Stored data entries
:::::

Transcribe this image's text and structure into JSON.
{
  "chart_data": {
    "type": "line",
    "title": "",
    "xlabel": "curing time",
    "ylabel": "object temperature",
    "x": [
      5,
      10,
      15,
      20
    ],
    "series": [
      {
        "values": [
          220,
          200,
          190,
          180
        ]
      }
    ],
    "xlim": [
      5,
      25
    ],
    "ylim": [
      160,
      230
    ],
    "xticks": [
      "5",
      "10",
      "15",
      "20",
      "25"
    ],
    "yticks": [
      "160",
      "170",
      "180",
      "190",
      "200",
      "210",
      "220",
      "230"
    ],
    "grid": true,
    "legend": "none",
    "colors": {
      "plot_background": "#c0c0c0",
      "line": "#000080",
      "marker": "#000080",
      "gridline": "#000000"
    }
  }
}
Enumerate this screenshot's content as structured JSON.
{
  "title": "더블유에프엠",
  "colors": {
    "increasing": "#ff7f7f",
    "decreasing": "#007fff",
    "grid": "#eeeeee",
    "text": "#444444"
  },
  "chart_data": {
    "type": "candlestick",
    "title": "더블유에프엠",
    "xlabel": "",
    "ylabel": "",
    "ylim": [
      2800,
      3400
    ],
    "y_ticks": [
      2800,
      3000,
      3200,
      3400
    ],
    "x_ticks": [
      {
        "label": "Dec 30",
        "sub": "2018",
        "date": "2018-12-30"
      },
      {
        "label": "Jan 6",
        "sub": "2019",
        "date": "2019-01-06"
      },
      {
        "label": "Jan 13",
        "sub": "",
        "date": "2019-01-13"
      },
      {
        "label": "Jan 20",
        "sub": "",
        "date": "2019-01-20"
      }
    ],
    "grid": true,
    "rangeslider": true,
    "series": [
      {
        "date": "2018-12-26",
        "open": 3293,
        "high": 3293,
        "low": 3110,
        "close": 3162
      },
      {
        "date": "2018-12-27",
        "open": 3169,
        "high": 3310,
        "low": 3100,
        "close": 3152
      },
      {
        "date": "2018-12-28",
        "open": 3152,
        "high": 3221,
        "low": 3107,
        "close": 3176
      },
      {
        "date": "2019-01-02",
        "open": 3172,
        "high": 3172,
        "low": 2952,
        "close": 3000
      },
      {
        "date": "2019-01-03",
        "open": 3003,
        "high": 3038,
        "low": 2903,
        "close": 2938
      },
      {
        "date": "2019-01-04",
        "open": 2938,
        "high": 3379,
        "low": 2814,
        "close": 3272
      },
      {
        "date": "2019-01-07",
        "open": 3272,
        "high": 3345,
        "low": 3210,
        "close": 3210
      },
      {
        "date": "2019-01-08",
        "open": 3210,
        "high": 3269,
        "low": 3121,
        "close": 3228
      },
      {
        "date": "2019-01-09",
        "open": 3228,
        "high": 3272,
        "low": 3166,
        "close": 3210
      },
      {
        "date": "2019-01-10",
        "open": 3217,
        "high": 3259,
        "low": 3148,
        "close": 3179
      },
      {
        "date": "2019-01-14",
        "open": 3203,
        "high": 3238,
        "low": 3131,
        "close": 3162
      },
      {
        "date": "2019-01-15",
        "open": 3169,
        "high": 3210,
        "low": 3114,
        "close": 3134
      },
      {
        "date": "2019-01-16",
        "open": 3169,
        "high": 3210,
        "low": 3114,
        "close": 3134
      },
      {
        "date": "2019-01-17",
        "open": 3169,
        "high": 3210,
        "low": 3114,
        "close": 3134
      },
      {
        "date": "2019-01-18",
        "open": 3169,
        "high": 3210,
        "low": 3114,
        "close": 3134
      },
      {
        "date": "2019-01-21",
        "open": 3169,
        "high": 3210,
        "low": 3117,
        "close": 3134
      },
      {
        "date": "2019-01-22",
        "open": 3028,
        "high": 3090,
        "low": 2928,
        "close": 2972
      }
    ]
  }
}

:::::

What is needed
Above are some records; repeat all of them exactly.

Correct result
Transcribe this image's text and structure into JSON.
{
  "chart_data": {
    "type": "line",
    "title": "",
    "xlabel": "curing time",
    "ylabel": "object temperature",
    "x": [
      5,
      10,
      15,
      20
    ],
    "series": [
      {
        "values": [
          220,
          200,
          190,
          180
        ]
      }
    ],
    "xlim": [
      5,
      25
    ],
    "ylim": [
      160,
      230
    ],
    "xticks": [
      "5",
      "10",
      "15",
      "20",
      "25"
    ],
    "yticks": [
      "160",
      "170",
      "180",
      "190",
      "200",
      "210",
      "220",
      "230"
    ],
    "grid": true,
    "legend": "none",
    "colors": {
      "plot_background": "#c0c0c0",
      "line": "#000080",
      "marker": "#000080",
      "gridline": "#000000"
    }
  }
}
Enumerate this screenshot's content as structured JSON.
{
  "title": "더블유에프엠",
  "colors": {
    "increasing": "#ff7f7f",
    "decreasing": "#007fff",
    "grid": "#eeeeee",
    "text": "#444444"
  },
  "chart_data": {
    "type": "candlestick",
    "title": "더블유에프엠",
    "xlabel": "",
    "ylabel": "",
    "ylim": [
      2800,
      3400
    ],
    "y_ticks": [
      2800,
      3000,
      3200,
      3400
    ],
    "x_ticks": [
      {
        "label": "Dec 30",
        "sub": "2018",
        "date": "2018-12-30"
      },
      {
        "label": "Jan 6",
        "sub": "2019",
        "date": "2019-01-06"
      },
      {
        "label": "Jan 13",
        "sub": "",
        "date": "2019-01-13"
      },
      {
        "label": "Jan 20",
        "sub": "",
        "date": "2019-01-20"
      }
    ],
    "grid": true,
    "rangeslider": true,
    "series": [
      {
        "date": "2018-12-26",
        "open": 3293,
        "high": 3293,
        "low": 3110,
        "close": 3162
      },
      {
        "date": "2018-12-27",
        "open": 3169,
        "high": 3310,
        "low": 3100,
        "close": 3152
      },
      {
        "date": "2018-12-28",
        "open": 3152,
        "high": 3221,
        "low": 3107,
        "close": 3176
      },
      {
        "date": "2019-01-02",
        "open": 3172,
        "high": 3172,
        "low": 2952,
        "close": 3000
      },
      {
        "date": "2019-01-03",
        "open": 3003,
        "high": 3038,
        "low": 2903,
        "close": 2938
      },
      {
        "date": "2019-01-04",
        "open": 2938,
        "high": 3379,
        "low": 2814,
        "close": 3272
      },
      {
        "date": "2019-01-07",
        "open": 3272,
        "high": 3345,
        "low": 3210,
        "close": 3210
      },
      {
        "date": "2019-01-08",
        "open": 3210,
        "high": 3269,
        "low": 3121,
        "close": 3228
      },
      {
        "date": "2019-01-09",
        "open": 3228,
        "high": 3272,
        "low": 3166,
        "close": 3210
      },
      {
        "date": "2019-01-10",
        "open": 3217,
        "high": 3259,
        "low": 3148,
        "close": 3179
      },
      {
        "date": "2019-01-14",
        "open": 3203,
        "high": 3238,
        "low": 3131,
        "close": 3162
      },
      {
        "date": "2019-01-15",
        "open": 3169,
        "high": 3210,
        "low": 3114,
        "close": 3134
      },
      {
        "date": "2019-01-16",
        "open": 3169,
        "high": 3210,
        "low": 3114,
        "close": 3134
      },
      {
        "date": "2019-01-17",
        "open": 3169,
        "high": 3210,
        "low": 3114,
        "close": 3134
      },
      {
        "date": "2019-01-18",
        "open": 3169,
        "high": 3210,
        "low": 3114,
        "close": 3134
      },
      {
        "date": "2019-01-21",
        "open": 3169,
        "high": 3210,
        "low": 3117,
        "close": 3134
      },
      {
        "date": "2019-01-22",
        "open": 3028,
        "high": 3090,
        "low": 2928,
        "close": 2972
      }
    ]
  }
}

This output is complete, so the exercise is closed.